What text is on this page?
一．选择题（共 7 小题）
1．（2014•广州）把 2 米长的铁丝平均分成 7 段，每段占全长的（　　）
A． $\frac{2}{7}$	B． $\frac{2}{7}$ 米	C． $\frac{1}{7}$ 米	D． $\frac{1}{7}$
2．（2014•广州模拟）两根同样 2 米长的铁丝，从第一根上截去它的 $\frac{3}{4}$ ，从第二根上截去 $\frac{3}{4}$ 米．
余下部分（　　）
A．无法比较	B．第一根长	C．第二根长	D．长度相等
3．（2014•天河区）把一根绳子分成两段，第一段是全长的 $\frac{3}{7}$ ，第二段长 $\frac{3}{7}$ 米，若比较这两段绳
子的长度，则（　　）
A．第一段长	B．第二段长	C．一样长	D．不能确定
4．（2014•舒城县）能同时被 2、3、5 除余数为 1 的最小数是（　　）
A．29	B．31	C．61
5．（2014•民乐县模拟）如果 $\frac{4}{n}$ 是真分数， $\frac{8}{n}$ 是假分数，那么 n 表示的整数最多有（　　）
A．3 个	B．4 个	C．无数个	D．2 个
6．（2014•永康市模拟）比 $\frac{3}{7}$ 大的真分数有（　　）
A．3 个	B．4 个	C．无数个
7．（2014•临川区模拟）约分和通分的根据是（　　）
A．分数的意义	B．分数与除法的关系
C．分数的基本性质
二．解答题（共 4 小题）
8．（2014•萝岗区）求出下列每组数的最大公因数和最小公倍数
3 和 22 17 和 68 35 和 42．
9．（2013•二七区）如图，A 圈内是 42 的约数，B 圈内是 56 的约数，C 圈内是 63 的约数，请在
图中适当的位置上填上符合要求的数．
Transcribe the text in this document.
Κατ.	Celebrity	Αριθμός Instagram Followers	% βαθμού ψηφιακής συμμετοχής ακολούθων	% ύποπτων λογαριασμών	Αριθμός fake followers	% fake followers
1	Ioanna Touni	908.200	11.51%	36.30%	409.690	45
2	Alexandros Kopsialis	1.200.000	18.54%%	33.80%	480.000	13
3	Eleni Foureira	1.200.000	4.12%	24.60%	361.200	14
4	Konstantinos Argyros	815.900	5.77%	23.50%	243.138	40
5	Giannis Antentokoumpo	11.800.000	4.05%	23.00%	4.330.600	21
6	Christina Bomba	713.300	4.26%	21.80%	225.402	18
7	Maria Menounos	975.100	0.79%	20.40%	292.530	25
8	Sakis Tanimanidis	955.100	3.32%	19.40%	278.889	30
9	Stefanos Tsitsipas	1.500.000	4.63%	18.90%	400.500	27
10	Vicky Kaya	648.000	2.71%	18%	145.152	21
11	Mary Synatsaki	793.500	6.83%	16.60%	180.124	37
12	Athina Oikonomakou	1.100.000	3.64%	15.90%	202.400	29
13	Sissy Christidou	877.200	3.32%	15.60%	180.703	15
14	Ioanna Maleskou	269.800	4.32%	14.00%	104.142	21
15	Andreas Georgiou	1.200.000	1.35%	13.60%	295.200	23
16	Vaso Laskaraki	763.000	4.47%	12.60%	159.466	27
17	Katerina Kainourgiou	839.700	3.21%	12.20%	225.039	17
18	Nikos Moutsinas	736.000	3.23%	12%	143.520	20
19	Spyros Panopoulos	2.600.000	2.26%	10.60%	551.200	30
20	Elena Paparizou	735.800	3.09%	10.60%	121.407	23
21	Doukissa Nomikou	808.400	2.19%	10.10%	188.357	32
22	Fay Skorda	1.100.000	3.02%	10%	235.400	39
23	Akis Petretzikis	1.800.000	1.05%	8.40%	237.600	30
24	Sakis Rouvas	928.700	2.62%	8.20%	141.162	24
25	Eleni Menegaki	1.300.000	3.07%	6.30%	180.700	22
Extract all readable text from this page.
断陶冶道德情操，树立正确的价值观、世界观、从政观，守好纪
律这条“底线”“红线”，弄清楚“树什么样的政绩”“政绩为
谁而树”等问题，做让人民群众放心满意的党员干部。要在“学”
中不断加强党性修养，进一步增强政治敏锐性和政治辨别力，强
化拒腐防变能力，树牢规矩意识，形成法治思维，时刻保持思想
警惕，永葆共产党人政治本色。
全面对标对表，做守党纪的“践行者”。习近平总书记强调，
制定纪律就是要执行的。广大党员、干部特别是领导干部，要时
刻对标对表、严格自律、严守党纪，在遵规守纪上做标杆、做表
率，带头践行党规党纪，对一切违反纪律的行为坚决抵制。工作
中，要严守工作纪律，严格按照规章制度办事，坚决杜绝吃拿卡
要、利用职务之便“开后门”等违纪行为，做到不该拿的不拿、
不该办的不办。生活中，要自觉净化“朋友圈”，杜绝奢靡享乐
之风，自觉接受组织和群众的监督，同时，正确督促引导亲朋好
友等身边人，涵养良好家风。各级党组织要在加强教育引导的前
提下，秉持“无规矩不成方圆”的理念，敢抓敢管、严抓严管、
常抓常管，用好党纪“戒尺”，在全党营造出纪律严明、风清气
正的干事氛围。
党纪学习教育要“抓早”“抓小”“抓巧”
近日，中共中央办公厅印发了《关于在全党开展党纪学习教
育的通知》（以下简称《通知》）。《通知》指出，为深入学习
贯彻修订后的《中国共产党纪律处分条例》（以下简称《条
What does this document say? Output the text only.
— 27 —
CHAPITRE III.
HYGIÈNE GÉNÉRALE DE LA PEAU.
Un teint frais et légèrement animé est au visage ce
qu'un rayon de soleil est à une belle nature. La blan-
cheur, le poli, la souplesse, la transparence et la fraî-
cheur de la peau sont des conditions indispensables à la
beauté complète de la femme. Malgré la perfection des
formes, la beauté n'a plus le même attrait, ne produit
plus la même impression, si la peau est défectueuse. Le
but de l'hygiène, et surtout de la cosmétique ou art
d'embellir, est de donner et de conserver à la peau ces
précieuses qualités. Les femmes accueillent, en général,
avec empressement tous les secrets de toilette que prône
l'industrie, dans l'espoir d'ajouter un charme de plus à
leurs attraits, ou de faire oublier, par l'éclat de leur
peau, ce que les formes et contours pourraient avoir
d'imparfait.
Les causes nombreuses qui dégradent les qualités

━━━━━━

## Written problem
Write out every entry again, keeping each line exactly the same.

## Task solution
What text is on this page?
一．选择题（共 7 小题）
1．（2014•广州）把 2 米长的铁丝平均分成 7 段，每段占全长的（　　）
A． $\frac{2}{7}$	B． $\frac{2}{7}$ 米	C． $\frac{1}{7}$ 米	D． $\frac{1}{7}$
2．（2014•广州模拟）两根同样 2 米长的铁丝，从第一根上截去它的 $\frac{3}{4}$ ，从第二根上截去 $\frac{3}{4}$ 米．
余下部分（　　）
A．无法比较	B．第一根长	C．第二根长	D．长度相等
3．（2014•天河区）把一根绳子分成两段，第一段是全长的 $\frac{3}{7}$ ，第二段长 $\frac{3}{7}$ 米，若比较这两段绳
子的长度，则（　　）
A．第一段长	B．第二段长	C．一样长	D．不能确定
4．（2014•舒城县）能同时被 2、3、5 除余数为 1 的最小数是（　　）
A．29	B．31	C．61
5．（2014•民乐县模拟）如果 $\frac{4}{n}$ 是真分数， $\frac{8}{n}$ 是假分数，那么 n 表示的整数最多有（　　）
A．3 个	B．4 个	C．无数个	D．2 个
6．（2014•永康市模拟）比 $\frac{3}{7}$ 大的真分数有（　　）
A．3 个	B．4 个	C．无数个
7．（2014•临川区模拟）约分和通分的根据是（　　）
A．分数的意义	B．分数与除法的关系
C．分数的基本性质
二．解答题（共 4 小题）
8．（2014•萝岗区）求出下列每组数的最大公因数和最小公倍数
3 和 22 17 和 68 35 和 42．
9．（2013•二七区）如图，A 圈内是 42 的约数，B 圈内是 56 的约数，C 圈内是 63 的约数，请在
图中适当的位置上填上符合要求的数．
Transcribe the text in this document.
Κατ.	Celebrity	Αριθμός Instagram Followers	% βαθμού ψηφιακής συμμετοχής ακολούθων	% ύποπτων λογαριασμών	Αριθμός fake followers	% fake followers
1	Ioanna Touni	908.200	11.51%	36.30%	409.690	45
2	Alexandros Kopsialis	1.200.000	18.54%%	33.80%	480.000	13
3	Eleni Foureira	1.200.000	4.12%	24.60%	361.200	14
4	Konstantinos Argyros	815.900	5.77%	23.50%	243.138	40
5	Giannis Antentokoumpo	11.800.000	4.05%	23.00%	4.330.600	21
6	Christina Bomba	713.300	4.26%	21.80%	225.402	18
7	Maria Menounos	975.100	0.79%	20.40%	292.530	25
8	Sakis Tanimanidis	955.100	3.32%	19.40%	278.889	30
9	Stefanos Tsitsipas	1.500.000	4.63%	18.90%	400.500	27
10	Vicky Kaya	648.000	2.71%	18%	145.152	21
11	Mary Synatsaki	793.500	6.83%	16.60%	180.124	37
12	Athina Oikonomakou	1.100.000	3.64%	15.90%	202.400	29
13	Sissy Christidou	877.200	3.32%	15.60%	180.703	15
14	Ioanna Maleskou	269.800	4.32%	14.00%	104.142	21
15	Andreas Georgiou	1.200.000	1.35%	13.60%	295.200	23
16	Vaso Laskaraki	763.000	4.47%	12.60%	159.466	27
17	Katerina Kainourgiou	839.700	3.21%	12.20%	225.039	17
18	Nikos Moutsinas	736.000	3.23%	12%	143.520	20
19	Spyros Panopoulos	2.600.000	2.26%	10.60%	551.200	30
20	Elena Paparizou	735.800	3.09%	10.60%	121.407	23
21	Doukissa Nomikou	808.400	2.19%	10.10%	188.357	32
22	Fay Skorda	1.100.000	3.02%	10%	235.400	39
23	Akis Petretzikis	1.800.000	1.05%	8.40%	237.600	30
24	Sakis Rouvas	928.700	2.62%	8.20%	141.162	24
25	Eleni Menegaki	1.300.000	3.07%	6.30%	180.700	22
Extract all readable text from this page.
断陶冶道德情操，树立正确的价值观、世界观、从政观，守好纪
律这条“底线”“红线”，弄清楚“树什么样的政绩”“政绩为
谁而树”等问题，做让人民群众放心满意的党员干部。要在“学”
中不断加强党性修养，进一步增强政治敏锐性和政治辨别力，强
化拒腐防变能力，树牢规矩意识，形成法治思维，时刻保持思想
警惕，永葆共产党人政治本色。
全面对标对表，做守党纪的“践行者”。习近平总书记强调，
制定纪律就是要执行的。广大党员、干部特别是领导干部，要时
刻对标对表、严格自律、严守党纪，在遵规守纪上做标杆、做表
率，带头践行党规党纪，对一切违反纪律的行为坚决抵制。工作
中，要严守工作纪律，严格按照规章制度办事，坚决杜绝吃拿卡
要、利用职务之便“开后门”等违纪行为，做到不该拿的不拿、
不该办的不办。生活中，要自觉净化“朋友圈”，杜绝奢靡享乐
之风，自觉接受组织和群众的监督，同时，正确督促引导亲朋好
友等身边人，涵养良好家风。各级党组织要在加强教育引导的前
提下，秉持“无规矩不成方圆”的理念，敢抓敢管、严抓严管、
常抓常管，用好党纪“戒尺”，在全党营造出纪律严明、风清气
正的干事氛围。
党纪学习教育要“抓早”“抓小”“抓巧”
近日，中共中央办公厅印发了《关于在全党开展党纪学习教
育的通知》（以下简称《通知》）。《通知》指出，为深入学习
贯彻修订后的《中国共产党纪律处分条例》（以下简称《条
What does this document say? Output the text only.
— 27 —
CHAPITRE III.
HYGIÈNE GÉNÉRALE DE LA PEAU.
Un teint frais et légèrement animé est au visage ce
qu'un rayon de soleil est à une belle nature. La blan-
cheur, le poli, la souplesse, la transparence et la fraî-
cheur de la peau sont des conditions indispensables à la
beauté complète de la femme. Malgré la perfection des
formes, la beauté n'a plus le même attrait, ne produit
plus la même impression, si la peau est défectueuse. Le
but de l'hygiène, et surtout de la cosmétique ou art
d'embellir, est de donner et de conserver à la peau ces
précieuses qualités. Les femmes accueillent, en général,
avec empressement tous les secrets de toilette que prône
l'industrie, dans l'espoir d'ajouter un charme de plus à
leurs attraits, ou de faire oublier, par l'éclat de leur
peau, ce que les formes et contours pourraient avoir
d'imparfait.
Les causes nombreuses qui dégradent les qualités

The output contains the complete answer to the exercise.